GOAL. Without omitting anything, retype the data that follows.

[Stored data]
↓↓↓
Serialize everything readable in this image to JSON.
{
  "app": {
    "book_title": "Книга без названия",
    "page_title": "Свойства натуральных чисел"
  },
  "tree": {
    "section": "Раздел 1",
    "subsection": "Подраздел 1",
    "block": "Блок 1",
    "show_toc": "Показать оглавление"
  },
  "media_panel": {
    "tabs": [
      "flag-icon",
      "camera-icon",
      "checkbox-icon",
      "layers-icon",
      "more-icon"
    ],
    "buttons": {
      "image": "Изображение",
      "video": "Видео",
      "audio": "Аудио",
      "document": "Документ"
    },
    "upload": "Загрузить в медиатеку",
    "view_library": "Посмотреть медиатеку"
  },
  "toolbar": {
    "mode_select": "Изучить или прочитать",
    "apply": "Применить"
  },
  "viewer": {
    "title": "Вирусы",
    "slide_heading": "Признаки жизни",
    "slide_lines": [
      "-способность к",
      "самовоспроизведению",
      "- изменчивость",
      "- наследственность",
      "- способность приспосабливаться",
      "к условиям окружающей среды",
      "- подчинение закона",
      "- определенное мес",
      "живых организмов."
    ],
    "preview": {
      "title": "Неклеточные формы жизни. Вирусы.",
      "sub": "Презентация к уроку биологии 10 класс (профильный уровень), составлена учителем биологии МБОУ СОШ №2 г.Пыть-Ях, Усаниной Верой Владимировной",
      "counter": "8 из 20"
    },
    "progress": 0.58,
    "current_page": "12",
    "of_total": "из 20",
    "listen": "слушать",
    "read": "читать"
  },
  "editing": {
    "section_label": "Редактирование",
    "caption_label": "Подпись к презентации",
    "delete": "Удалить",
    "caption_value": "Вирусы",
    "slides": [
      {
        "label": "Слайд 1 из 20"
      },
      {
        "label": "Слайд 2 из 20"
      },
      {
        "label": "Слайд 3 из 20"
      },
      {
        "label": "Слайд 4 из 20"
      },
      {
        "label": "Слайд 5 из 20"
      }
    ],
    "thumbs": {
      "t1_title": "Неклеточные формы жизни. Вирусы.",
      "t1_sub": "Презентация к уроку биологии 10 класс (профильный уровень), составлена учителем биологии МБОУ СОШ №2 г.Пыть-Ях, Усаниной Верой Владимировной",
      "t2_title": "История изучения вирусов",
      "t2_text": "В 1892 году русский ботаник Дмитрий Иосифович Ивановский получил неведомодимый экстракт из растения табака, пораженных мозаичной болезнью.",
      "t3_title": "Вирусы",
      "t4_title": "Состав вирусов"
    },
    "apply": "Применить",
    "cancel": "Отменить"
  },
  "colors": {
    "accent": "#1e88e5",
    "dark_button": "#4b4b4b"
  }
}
↑↑↑
FINAL RESULT.
Serialize everything readable in this image to JSON.
{
  "app": {
    "book_title": "Книга без названия",
    "page_title": "Свойства натуральных чисел"
  },
  "tree": {
    "section": "Раздел 1",
    "subsection": "Подраздел 1",
    "block": "Блок 1",
    "show_toc": "Показать оглавление"
  },
  "media_panel": {
    "tabs": [
      "flag-icon",
      "camera-icon",
      "checkbox-icon",
      "layers-icon",
      "more-icon"
    ],
    "buttons": {
      "image": "Изображение",
      "video": "Видео",
      "audio": "Аудио",
      "document": "Документ"
    },
    "upload": "Загрузить в медиатеку",
    "view_library": "Посмотреть медиатеку"
  },
  "toolbar": {
    "mode_select": "Изучить или прочитать",
    "apply": "Применить"
  },
  "viewer": {
    "title": "Вирусы",
    "slide_heading": "Признаки жизни",
    "slide_lines": [
      "-способность к",
      "самовоспроизведению",
      "- изменчивость",
      "- наследственность",
      "- способность приспосабливаться",
      "к условиям окружающей среды",
      "- подчинение закона",
      "- определенное мес",
      "живых организмов."
    ],
    "preview": {
      "title": "Неклеточные формы жизни. Вирусы.",
      "sub": "Презентация к уроку биологии 10 класс (профильный уровень), составлена учителем биологии МБОУ СОШ №2 г.Пыть-Ях, Усаниной Верой Владимировной",
      "counter": "8 из 20"
    },
    "progress": 0.58,
    "current_page": "12",
    "of_total": "из 20",
    "listen": "слушать",
    "read": "читать"
  },
  "editing": {
    "section_label": "Редактирование",
    "caption_label": "Подпись к презентации",
    "delete": "Удалить",
    "caption_value": "Вирусы",
    "slides": [
      {
        "label": "Слайд 1 из 20"
      },
      {
        "label": "Слайд 2 из 20"
      },
      {
        "label": "Слайд 3 из 20"
      },
      {
        "label": "Слайд 4 из 20"
      },
      {
        "label": "Слайд 5 из 20"
      }
    ],
    "thumbs": {
      "t1_title": "Неклеточные формы жизни. Вирусы.",
      "t1_sub": "Презентация к уроку биологии 10 класс (профильный уровень), составлена учителем биологии МБОУ СОШ №2 г.Пыть-Ях, Усаниной Верой Владимировной",
      "t2_title": "История изучения вирусов",
      "t2_text": "В 1892 году русский ботаник Дмитрий Иосифович Ивановский получил неведомодимый экстракт из растения табака, пораженных мозаичной болезнью.",
      "t3_title": "Вирусы",
      "t4_title": "Состав вирусов"
    },
    "apply": "Применить",
    "cancel": "Отменить"
  },
  "colors": {
    "accent": "#1e88e5",
    "dark_button": "#4b4b4b"
  }
}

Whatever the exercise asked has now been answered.